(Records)
start

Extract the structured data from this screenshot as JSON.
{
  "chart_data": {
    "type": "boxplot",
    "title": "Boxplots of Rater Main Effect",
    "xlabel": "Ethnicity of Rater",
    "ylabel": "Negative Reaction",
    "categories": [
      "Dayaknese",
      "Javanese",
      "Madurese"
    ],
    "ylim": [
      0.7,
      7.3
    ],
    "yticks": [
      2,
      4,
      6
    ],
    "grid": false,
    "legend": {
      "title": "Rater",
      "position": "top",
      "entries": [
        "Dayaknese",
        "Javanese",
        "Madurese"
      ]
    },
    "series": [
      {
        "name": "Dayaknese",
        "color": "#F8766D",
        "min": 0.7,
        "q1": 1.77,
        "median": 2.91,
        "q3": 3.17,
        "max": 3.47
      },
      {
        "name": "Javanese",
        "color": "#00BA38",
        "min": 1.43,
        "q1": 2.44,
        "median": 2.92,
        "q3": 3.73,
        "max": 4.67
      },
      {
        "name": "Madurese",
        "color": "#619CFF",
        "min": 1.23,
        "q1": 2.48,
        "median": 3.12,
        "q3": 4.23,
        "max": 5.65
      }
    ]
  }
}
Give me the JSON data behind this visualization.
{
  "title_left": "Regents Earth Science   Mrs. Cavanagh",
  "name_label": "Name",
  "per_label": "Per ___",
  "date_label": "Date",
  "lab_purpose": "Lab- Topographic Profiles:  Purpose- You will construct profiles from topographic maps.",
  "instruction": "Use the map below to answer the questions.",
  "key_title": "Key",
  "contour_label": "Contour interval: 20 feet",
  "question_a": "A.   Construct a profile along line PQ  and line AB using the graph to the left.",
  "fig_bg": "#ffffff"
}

end

STATED PROBLEM: Go through the listing above and list every line that has the word "color".

EXERCISE RESULT:
        "color": "#F8766D",
        "color": "#00BA38",
        "color": "#619CFF",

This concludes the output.